INSTRUCTIONS FOR THE TASK: Scan the material for the word "fill", and copy each line where it shows up.

Data listing:
****
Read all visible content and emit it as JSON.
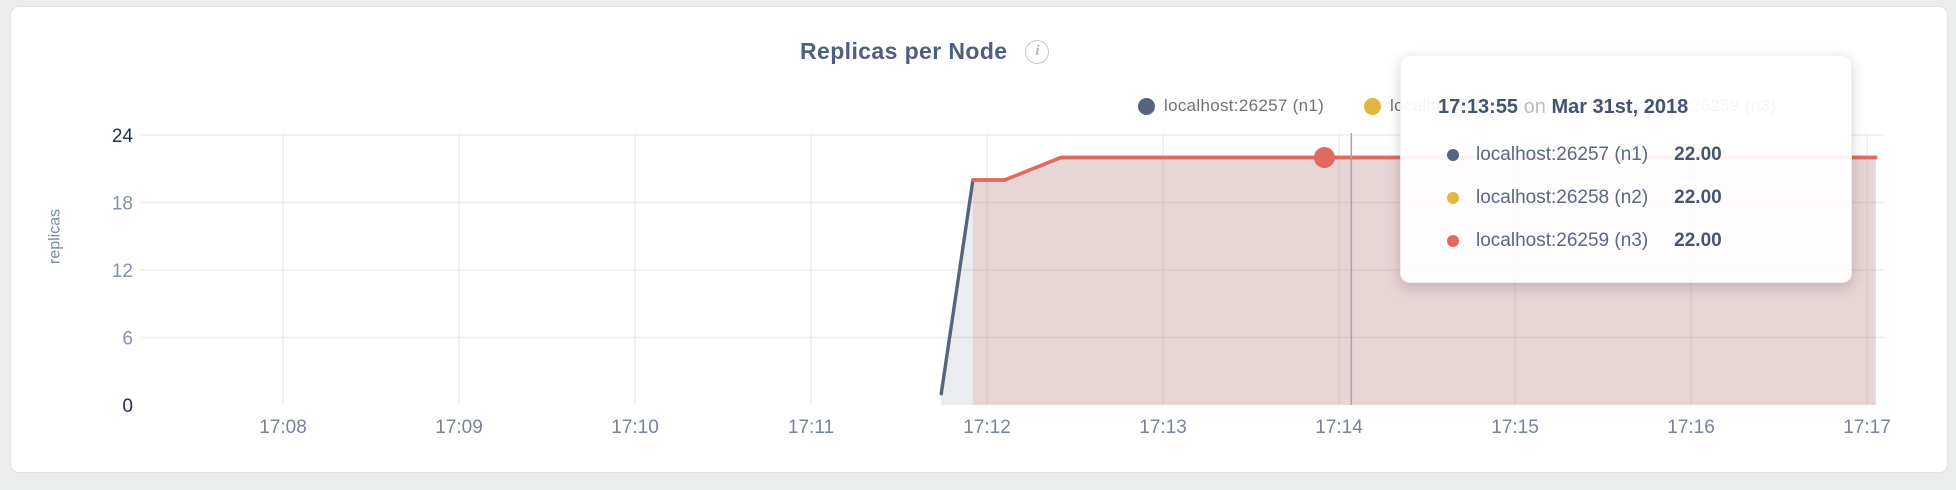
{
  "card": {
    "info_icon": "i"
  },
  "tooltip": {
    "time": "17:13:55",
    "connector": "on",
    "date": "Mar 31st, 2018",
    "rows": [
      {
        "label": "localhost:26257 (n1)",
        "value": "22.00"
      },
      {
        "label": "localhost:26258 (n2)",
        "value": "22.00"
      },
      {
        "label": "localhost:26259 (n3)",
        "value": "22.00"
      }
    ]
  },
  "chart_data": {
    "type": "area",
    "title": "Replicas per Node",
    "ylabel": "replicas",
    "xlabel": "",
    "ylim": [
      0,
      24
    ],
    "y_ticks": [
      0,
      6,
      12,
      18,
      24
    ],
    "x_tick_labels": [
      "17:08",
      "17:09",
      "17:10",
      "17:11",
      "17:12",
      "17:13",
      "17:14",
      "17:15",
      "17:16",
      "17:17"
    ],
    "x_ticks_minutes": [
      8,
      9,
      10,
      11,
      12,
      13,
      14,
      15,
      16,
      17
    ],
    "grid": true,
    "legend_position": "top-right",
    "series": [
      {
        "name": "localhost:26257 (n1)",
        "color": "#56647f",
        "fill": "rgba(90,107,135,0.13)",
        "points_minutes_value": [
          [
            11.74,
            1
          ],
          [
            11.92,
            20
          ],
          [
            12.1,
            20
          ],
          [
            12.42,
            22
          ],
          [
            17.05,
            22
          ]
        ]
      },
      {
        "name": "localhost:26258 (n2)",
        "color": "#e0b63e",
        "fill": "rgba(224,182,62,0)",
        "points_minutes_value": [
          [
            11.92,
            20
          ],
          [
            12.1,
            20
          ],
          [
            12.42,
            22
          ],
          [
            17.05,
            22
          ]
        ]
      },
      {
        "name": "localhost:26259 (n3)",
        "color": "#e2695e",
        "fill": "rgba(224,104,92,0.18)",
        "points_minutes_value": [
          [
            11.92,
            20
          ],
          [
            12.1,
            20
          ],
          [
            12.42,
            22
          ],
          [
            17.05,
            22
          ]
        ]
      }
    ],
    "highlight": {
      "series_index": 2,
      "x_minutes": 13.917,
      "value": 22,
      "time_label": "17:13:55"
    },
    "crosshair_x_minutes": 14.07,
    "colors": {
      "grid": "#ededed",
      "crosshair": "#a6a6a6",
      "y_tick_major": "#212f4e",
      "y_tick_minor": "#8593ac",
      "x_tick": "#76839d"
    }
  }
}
****
RESPONSE TO THE EXERCISE:
        "fill": "rgba(90,107,135,0.13)",
        "fill": "rgba(224,182,62,0)",
        "fill": "rgba(224,104,92,0.18)",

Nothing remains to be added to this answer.